◆ Problem to work on
Would you quote every entry exactly, dropping only the pictures?

◆ Dataset
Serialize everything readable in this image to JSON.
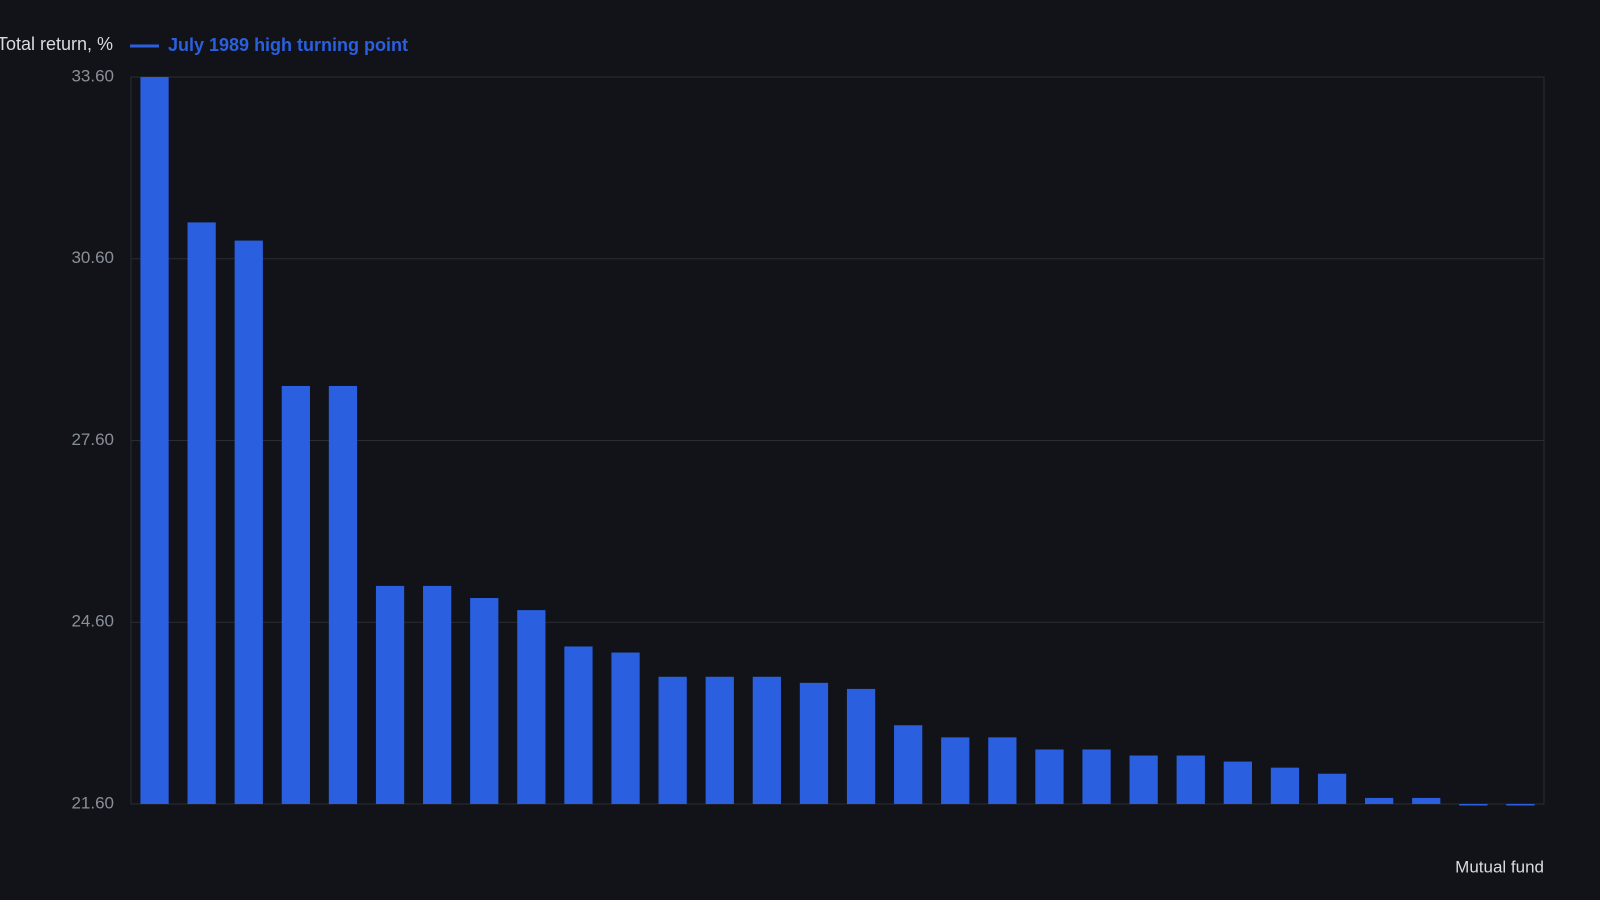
{
  "chart_data": {
    "type": "bar",
    "y_label": "Total return, %",
    "x_label": "Mutual fund",
    "categories": [
      null,
      null,
      null,
      null,
      null,
      null,
      null,
      null,
      null,
      null,
      null,
      null,
      null,
      null,
      null,
      null,
      null,
      null,
      null,
      null,
      null,
      null,
      null,
      null,
      null,
      null,
      null,
      null,
      null,
      null
    ],
    "series": [
      {
        "name": "July 1989 high turning point",
        "color": "#2a5fe0",
        "values": [
          33.6,
          31.2,
          30.9,
          28.5,
          28.5,
          25.2,
          25.2,
          25.0,
          24.8,
          24.2,
          24.1,
          23.7,
          23.7,
          23.7,
          23.6,
          23.5,
          22.9,
          22.7,
          22.7,
          22.5,
          22.5,
          22.4,
          22.4,
          22.3,
          22.2,
          22.1,
          21.7,
          21.7,
          21.6,
          21.6
        ]
      }
    ],
    "ylim": [
      21.6,
      33.6
    ],
    "yticks": [
      {
        "value": 21.6,
        "label": "21.60"
      },
      {
        "value": 24.6,
        "label": "24.60"
      },
      {
        "value": 27.6,
        "label": "27.60"
      },
      {
        "value": 30.6,
        "label": "30.60"
      },
      {
        "value": 33.6,
        "label": "33.60"
      }
    ],
    "grid": true
  }
}
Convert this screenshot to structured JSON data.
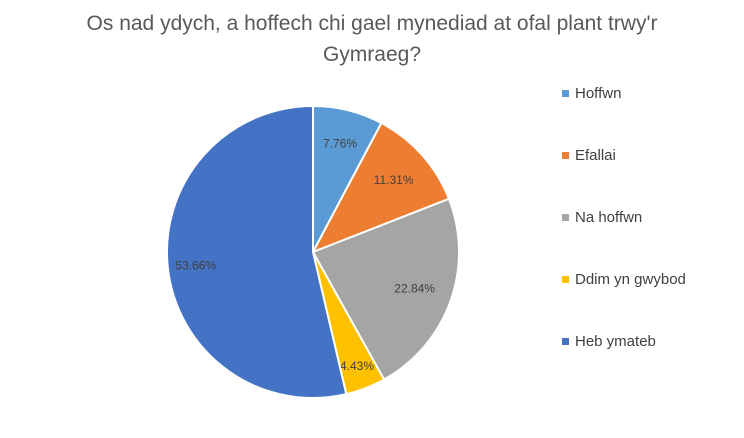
{
  "chart_data": {
    "type": "pie",
    "title": "Os nad ydych, a hoffech chi gael mynediad at ofal plant trwy'r Gymraeg?",
    "categories": [
      "Hoffwn",
      "Efallai",
      "Na hoffwn",
      "Ddim yn gwybod",
      "Heb ymateb"
    ],
    "values": [
      7.76,
      11.31,
      22.84,
      4.43,
      53.66
    ],
    "data_labels": [
      "7.76%",
      "11.31%",
      "22.84%",
      "4.43%",
      "53.66%"
    ],
    "colors": [
      "#5B9BD5",
      "#ED7D31",
      "#A5A5A5",
      "#FFC000",
      "#4472C4"
    ],
    "legend_position": "right"
  }
}
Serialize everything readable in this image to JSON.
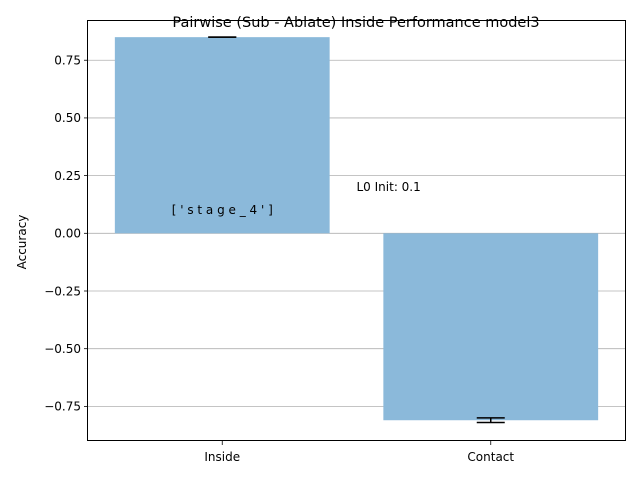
{
  "chart_data": {
    "type": "bar",
    "title": "Pairwise (Sub - Ablate) Inside Performance model3",
    "xlabel": "",
    "ylabel": "Accuracy",
    "categories": [
      "Inside",
      "Contact"
    ],
    "values": [
      0.85,
      -0.81
    ],
    "errors": [
      0.0,
      0.01
    ],
    "ylim": [
      -0.9,
      0.92
    ],
    "yticks": [
      0.75,
      0.5,
      0.25,
      0.0,
      -0.25,
      -0.5,
      -0.75
    ],
    "ytick_labels": [
      "0.75",
      "0.50",
      "0.25",
      "0.00",
      "−0.25",
      "−0.50",
      "−0.75"
    ],
    "grid": "y",
    "bar_color": "#8bb9da",
    "annotations": [
      {
        "text": "[ ' s t a g e _ 4 ' ]",
        "x": 0,
        "y": 0.1
      },
      {
        "text": "L0 Init: 0.1",
        "x": 0.5,
        "y": 0.2
      }
    ]
  }
}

◆ Answer in full
Serialize everything readable in this image to JSON.
{
  "chart_data": {
    "type": "bar",
    "y_label": "Total return, %",
    "x_label": "Mutual fund",
    "categories": [
      null,
      null,
      null,
      null,
      null,
      null,
      null,
      null,
      null,
      null,
      null,
      null,
      null,
      null,
      null,
      null,
      null,
      null,
      null,
      null,
      null,
      null,
      null,
      null,
      null,
      null,
      null,
      null,
      null,
      null
    ],
    "series": [
      {
        "name": "July 1989 high turning point",
        "color": "#2a5fe0",
        "values": [
          33.6,
          31.2,
          30.9,
          28.5,
          28.5,
          25.2,
          25.2,
          25.0,
          24.8,
          24.2,
          24.1,
          23.7,
          23.7,
          23.7,
          23.6,
          23.5,
          22.9,
          22.7,
          22.7,
          22.5,
          22.5,
          22.4,
          22.4,
          22.3,
          22.2,
          22.1,
          21.7,
          21.7,
          21.6,
          21.6
        ]
      }
    ],
    "ylim": [
      21.6,
      33.6
    ],
    "yticks": [
      {
        "value": 21.6,
        "label": "21.60"
      },
      {
        "value": 24.6,
        "label": "24.60"
      },
      {
        "value": 27.6,
        "label": "27.60"
      },
      {
        "value": 30.6,
        "label": "30.60"
      },
      {
        "value": 33.6,
        "label": "33.60"
      }
    ],
    "grid": true
  }
}
Convert this screenshot to structured JSON data.
{
  "chart_data": {
    "type": "pie",
    "title": "Os nad ydych, a hoffech chi gael mynediad at ofal plant trwy'r Gymraeg?",
    "categories": [
      "Hoffwn",
      "Efallai",
      "Na hoffwn",
      "Ddim yn gwybod",
      "Heb ymateb"
    ],
    "values": [
      7.76,
      11.31,
      22.84,
      4.43,
      53.66
    ],
    "data_labels": [
      "7.76%",
      "11.31%",
      "22.84%",
      "4.43%",
      "53.66%"
    ],
    "colors": [
      "#5B9BD5",
      "#ED7D31",
      "#A5A5A5",
      "#FFC000",
      "#4472C4"
    ],
    "legend_position": "right"
  }
}
Serialize everything readable in this image to JSON.
{
  "chart_data": {
    "type": "bar",
    "title": "Pairwise (Sub - Ablate) Inside Performance model3",
    "xlabel": "",
    "ylabel": "Accuracy",
    "categories": [
      "Inside",
      "Contact"
    ],
    "values": [
      0.85,
      -0.81
    ],
    "errors": [
      0.0,
      0.01
    ],
    "ylim": [
      -0.9,
      0.92
    ],
    "yticks": [
      0.75,
      0.5,
      0.25,
      0.0,
      -0.25,
      -0.5,
      -0.75
    ],
    "ytick_labels": [
      "0.75",
      "0.50",
      "0.25",
      "0.00",
      "−0.25",
      "−0.50",
      "−0.75"
    ],
    "grid": "y",
    "bar_color": "#8bb9da",
    "annotations": [
      {
        "text": "[ ' s t a g e _ 4 ' ]",
        "x": 0,
        "y": 0.1
      },
      {
        "text": "L0 Init: 0.1",
        "x": 0.5,
        "y": 0.2
      }
    ]
  }
}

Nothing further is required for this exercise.